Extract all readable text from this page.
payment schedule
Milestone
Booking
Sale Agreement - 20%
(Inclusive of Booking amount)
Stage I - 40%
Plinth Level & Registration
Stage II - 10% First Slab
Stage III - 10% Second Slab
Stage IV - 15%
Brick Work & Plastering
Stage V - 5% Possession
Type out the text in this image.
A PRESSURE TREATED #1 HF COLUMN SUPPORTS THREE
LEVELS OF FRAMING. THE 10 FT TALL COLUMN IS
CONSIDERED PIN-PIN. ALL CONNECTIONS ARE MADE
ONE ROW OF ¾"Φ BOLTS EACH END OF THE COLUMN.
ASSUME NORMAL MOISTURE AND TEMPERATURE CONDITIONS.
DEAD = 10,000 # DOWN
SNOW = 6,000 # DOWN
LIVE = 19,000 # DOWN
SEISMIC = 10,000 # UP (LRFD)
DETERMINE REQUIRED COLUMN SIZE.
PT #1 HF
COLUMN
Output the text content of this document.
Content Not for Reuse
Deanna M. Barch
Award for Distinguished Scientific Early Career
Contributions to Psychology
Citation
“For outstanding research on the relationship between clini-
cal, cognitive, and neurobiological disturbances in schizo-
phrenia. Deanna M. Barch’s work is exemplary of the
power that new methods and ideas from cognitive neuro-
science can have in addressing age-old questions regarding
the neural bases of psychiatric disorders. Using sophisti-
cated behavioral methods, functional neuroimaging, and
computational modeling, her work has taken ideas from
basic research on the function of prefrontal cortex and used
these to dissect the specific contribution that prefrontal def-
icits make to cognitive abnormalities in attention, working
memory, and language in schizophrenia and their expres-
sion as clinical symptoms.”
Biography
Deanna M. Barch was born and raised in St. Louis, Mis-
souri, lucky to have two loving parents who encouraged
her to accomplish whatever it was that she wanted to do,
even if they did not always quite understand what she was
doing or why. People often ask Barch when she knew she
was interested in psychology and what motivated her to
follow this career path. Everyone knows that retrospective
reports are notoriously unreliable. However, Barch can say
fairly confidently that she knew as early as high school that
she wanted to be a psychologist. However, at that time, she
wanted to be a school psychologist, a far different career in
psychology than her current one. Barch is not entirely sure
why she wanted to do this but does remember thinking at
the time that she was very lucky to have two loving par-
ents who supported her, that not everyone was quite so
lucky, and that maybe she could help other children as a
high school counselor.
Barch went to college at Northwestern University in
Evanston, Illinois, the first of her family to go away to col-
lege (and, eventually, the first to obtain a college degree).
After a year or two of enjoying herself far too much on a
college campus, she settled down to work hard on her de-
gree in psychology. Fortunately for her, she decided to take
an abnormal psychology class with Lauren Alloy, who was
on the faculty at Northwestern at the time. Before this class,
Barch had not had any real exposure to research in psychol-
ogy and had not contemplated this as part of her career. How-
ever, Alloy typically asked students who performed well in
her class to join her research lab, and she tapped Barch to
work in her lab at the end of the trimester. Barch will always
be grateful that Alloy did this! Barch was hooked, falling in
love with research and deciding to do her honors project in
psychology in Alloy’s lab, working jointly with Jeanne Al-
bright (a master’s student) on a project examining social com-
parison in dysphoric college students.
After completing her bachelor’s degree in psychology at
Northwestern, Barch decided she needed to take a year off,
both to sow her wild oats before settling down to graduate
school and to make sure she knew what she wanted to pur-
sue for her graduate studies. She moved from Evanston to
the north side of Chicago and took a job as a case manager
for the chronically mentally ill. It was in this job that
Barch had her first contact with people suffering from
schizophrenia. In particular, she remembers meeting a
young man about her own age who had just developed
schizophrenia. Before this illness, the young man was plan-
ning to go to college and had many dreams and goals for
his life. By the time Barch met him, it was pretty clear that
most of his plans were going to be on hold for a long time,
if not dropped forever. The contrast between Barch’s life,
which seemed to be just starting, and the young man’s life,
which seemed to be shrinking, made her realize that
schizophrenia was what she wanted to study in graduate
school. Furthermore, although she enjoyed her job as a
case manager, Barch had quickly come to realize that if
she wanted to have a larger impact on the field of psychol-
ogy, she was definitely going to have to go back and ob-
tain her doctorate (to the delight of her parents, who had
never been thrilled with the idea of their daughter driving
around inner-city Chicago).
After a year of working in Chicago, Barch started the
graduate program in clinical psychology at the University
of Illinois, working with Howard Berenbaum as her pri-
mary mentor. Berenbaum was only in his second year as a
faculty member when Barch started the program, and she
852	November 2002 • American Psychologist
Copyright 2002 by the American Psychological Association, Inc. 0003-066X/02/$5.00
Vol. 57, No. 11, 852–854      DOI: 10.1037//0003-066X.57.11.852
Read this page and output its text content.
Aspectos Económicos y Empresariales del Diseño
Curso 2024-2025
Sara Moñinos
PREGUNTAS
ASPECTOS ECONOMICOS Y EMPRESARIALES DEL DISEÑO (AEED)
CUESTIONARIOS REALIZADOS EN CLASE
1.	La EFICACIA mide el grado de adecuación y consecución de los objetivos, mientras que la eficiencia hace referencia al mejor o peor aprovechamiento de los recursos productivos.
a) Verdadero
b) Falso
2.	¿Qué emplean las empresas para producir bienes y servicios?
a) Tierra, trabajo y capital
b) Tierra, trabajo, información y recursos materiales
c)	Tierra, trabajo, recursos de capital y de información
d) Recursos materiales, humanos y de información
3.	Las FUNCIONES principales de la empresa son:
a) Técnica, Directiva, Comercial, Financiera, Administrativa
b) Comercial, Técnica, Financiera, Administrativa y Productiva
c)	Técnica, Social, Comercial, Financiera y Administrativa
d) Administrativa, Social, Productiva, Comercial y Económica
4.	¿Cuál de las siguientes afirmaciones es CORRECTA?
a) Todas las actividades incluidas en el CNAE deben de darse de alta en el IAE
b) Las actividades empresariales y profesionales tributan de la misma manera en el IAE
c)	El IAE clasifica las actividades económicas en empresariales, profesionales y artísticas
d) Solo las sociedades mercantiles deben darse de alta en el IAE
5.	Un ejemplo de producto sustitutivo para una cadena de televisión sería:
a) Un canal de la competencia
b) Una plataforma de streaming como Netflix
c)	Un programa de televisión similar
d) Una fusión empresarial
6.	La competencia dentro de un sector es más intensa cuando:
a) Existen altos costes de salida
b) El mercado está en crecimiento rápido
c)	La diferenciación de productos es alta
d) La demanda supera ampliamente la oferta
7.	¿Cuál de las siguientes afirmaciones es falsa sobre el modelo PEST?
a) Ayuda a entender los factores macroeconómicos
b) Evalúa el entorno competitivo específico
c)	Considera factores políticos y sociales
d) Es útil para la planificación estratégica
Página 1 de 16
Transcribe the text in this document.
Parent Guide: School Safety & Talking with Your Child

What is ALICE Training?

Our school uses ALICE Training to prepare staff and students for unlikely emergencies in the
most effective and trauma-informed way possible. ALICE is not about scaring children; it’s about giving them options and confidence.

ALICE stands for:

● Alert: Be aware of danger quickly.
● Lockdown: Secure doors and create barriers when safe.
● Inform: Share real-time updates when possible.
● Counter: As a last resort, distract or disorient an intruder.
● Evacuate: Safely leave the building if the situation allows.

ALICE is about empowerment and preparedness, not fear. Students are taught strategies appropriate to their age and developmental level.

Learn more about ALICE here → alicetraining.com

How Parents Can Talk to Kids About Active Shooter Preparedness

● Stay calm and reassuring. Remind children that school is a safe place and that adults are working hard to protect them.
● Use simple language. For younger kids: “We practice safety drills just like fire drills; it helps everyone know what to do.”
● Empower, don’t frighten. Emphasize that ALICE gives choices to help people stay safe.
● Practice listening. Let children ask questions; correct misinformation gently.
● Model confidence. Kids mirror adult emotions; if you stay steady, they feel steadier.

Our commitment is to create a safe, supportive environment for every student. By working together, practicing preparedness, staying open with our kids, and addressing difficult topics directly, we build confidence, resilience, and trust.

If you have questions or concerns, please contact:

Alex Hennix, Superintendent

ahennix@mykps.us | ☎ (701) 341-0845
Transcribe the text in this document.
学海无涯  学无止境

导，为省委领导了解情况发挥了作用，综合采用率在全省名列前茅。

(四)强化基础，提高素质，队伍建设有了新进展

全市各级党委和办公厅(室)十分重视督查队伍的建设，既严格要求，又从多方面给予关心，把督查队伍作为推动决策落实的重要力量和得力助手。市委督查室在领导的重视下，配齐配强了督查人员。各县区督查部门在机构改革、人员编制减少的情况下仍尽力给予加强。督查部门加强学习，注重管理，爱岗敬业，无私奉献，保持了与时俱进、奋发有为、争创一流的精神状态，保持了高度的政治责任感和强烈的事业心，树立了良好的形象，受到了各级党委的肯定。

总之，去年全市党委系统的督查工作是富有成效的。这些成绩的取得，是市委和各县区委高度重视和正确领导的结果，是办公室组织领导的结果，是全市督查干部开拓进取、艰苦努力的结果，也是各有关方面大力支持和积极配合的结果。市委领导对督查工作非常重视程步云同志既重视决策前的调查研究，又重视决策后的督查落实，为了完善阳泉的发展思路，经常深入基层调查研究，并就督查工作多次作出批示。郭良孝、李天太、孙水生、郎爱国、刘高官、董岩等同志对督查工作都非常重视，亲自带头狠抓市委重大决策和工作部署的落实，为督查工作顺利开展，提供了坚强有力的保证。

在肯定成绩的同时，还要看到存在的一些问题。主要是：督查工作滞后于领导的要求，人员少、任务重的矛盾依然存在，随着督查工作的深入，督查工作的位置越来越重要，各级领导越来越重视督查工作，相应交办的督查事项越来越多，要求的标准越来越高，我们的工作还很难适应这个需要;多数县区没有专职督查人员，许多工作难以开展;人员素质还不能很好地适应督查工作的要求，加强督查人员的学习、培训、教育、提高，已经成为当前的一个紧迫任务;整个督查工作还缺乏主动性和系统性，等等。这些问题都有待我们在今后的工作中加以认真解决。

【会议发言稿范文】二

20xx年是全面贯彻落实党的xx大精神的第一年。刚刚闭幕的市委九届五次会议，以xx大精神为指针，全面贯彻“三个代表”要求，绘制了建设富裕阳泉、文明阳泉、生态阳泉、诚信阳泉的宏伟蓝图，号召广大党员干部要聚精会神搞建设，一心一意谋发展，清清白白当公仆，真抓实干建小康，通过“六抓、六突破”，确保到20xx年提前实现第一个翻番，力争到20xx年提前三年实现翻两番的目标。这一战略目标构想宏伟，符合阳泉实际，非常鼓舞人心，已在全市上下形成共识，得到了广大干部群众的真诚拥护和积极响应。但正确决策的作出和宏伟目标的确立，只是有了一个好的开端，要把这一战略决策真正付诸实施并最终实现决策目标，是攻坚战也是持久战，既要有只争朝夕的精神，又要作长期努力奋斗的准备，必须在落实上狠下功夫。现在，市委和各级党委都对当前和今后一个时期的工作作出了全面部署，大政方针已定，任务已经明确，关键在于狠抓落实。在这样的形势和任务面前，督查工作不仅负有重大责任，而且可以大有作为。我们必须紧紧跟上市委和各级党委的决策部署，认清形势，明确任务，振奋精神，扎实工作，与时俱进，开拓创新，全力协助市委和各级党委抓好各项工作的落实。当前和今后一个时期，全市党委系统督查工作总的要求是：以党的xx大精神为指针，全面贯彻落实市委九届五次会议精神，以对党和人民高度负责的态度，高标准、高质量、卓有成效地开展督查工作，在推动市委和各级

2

----------------------------------------

Copy all lines from the listing that contain "ideas".

Written reply:
power that new methods and ideas from cognitive neuro-
computational modeling, her work has taken ideas from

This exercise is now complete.